What is required
Which lines contain the string "proud"? Please list every one of them.
◆ ◆ ◆ ◆ ◆ ◆ ◆
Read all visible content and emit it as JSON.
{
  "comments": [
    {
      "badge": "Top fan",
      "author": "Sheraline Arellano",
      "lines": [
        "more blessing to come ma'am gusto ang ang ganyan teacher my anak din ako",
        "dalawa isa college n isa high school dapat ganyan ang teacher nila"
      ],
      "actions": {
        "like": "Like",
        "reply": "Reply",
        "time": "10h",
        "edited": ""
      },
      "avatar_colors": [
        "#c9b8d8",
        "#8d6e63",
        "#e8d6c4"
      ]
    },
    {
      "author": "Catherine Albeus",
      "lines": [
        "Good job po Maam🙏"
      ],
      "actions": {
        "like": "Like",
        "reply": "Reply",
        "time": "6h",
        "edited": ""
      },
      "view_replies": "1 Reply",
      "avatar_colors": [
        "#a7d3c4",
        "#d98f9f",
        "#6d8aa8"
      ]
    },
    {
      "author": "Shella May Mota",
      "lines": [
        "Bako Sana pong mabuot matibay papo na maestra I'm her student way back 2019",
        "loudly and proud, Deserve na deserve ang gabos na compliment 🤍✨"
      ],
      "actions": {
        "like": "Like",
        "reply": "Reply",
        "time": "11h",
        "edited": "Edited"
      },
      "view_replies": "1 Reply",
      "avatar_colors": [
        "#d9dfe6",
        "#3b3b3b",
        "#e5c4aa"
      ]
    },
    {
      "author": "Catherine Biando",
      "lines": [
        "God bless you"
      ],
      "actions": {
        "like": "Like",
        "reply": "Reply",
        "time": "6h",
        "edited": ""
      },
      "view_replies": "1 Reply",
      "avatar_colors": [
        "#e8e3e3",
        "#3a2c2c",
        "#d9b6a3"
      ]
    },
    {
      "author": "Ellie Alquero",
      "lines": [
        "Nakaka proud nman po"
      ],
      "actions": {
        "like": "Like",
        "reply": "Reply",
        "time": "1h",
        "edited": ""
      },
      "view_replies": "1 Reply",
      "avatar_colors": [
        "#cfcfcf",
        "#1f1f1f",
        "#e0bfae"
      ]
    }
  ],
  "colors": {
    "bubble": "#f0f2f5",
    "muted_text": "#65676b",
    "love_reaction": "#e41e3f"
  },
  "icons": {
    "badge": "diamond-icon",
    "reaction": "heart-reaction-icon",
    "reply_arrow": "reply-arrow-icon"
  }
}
◆ ◆ ◆ ◆ ◆ ◆ ◆
Result
        "loudly and proud, Deserve na deserve ang gabos na compliment 🤍✨"
        "Nakaka proud nman po"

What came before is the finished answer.